• **WHAT IS REQUIRED**
Every line with the string "name" should be gathered.

• **THE INPUT**
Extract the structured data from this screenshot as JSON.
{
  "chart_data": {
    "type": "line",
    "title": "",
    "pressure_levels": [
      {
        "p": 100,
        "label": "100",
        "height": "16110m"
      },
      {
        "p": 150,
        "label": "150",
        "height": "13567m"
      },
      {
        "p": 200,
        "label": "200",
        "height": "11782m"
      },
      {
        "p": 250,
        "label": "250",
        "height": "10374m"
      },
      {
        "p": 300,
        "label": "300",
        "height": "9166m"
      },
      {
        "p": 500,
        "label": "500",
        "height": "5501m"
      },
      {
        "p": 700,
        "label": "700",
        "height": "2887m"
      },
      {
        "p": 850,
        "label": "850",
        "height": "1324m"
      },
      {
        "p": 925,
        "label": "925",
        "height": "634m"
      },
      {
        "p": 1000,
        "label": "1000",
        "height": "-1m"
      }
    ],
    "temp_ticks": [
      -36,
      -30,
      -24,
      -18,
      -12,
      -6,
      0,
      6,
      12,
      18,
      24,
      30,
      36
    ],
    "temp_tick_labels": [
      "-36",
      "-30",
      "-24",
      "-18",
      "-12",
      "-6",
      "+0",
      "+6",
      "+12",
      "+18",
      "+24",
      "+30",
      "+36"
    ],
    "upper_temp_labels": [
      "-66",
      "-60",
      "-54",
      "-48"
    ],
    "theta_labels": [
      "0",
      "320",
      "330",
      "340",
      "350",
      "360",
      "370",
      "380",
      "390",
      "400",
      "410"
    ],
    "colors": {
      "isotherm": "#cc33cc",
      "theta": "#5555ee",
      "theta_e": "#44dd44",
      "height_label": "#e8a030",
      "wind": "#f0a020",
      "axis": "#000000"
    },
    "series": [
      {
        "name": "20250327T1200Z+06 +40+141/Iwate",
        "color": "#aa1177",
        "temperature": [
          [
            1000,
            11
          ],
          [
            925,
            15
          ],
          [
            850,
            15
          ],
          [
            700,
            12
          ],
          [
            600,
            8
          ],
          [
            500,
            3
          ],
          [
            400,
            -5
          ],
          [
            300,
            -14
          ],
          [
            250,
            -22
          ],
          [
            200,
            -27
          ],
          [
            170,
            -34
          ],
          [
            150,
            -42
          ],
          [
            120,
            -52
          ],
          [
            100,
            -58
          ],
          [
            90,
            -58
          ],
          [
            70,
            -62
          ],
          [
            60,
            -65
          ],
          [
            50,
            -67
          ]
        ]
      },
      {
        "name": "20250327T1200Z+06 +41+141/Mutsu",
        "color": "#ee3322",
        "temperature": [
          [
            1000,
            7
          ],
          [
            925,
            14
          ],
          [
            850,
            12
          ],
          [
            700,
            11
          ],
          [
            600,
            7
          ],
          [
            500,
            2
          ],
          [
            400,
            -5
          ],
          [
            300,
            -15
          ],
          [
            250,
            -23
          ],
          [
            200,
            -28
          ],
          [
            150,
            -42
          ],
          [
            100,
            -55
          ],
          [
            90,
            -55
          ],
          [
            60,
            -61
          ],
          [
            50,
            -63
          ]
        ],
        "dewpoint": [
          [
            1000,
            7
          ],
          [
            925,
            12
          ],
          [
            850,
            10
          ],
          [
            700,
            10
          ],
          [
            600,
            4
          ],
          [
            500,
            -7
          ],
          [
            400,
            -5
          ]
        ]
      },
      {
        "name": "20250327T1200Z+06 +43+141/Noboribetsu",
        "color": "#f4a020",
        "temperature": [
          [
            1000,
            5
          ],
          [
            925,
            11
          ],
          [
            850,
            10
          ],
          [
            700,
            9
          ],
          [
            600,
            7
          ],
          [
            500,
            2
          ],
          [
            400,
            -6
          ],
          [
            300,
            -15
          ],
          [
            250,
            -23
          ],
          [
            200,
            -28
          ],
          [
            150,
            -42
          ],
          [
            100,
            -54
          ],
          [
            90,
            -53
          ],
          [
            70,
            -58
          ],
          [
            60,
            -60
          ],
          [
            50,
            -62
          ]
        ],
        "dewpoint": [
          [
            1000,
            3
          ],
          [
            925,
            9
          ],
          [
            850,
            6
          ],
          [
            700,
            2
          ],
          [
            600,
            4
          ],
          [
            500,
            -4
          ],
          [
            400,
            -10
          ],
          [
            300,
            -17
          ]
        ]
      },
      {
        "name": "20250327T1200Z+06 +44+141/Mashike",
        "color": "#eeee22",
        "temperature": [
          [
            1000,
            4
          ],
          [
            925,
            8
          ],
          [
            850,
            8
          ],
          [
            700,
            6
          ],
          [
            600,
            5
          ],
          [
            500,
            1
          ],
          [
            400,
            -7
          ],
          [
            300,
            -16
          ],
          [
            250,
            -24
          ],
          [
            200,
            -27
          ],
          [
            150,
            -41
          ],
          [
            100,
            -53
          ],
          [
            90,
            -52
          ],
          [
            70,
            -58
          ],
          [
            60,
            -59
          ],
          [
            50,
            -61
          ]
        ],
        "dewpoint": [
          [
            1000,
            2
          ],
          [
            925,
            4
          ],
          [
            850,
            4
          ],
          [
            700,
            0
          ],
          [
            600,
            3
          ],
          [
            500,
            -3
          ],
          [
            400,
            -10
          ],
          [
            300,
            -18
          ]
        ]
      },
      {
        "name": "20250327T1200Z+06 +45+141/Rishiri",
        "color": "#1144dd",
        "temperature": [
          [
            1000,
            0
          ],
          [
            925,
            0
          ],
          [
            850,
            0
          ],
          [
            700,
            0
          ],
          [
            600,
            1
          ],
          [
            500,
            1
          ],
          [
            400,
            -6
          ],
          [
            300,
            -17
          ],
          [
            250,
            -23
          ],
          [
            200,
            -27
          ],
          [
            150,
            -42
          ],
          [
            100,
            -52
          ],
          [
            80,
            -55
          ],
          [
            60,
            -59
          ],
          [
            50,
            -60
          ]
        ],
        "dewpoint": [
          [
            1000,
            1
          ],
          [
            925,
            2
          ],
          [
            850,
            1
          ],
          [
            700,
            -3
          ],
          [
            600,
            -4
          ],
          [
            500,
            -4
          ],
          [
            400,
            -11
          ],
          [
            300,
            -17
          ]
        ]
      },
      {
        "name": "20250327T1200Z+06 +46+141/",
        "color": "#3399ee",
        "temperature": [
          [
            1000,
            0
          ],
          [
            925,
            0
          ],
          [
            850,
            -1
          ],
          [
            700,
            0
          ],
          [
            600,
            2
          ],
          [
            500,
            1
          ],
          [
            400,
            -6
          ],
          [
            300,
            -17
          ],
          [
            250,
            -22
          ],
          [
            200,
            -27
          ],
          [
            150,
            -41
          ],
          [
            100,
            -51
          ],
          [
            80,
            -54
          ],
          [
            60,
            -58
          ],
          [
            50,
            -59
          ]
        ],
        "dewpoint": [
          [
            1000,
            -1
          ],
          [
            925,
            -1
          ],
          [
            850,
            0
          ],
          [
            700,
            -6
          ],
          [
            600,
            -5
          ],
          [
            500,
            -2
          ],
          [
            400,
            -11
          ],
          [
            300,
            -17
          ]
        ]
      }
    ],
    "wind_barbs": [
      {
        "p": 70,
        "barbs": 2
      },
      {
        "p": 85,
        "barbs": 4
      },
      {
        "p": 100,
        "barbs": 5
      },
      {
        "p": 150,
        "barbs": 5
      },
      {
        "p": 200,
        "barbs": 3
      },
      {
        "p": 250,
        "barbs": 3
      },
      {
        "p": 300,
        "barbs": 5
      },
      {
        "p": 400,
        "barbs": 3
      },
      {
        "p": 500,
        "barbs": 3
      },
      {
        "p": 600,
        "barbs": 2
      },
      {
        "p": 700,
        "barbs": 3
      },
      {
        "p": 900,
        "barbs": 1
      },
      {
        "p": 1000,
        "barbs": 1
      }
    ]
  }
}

• **SOLUTION**
        "name": "20250327T1200Z+06 +40+141/Iwate",
        "name": "20250327T1200Z+06 +41+141/Mutsu",
        "name": "20250327T1200Z+06 +43+141/Noboribetsu",
        "name": "20250327T1200Z+06 +44+141/Mashike",
        "name": "20250327T1200Z+06 +45+141/Rishiri",
        "name": "20250327T1200Z+06 +46+141/",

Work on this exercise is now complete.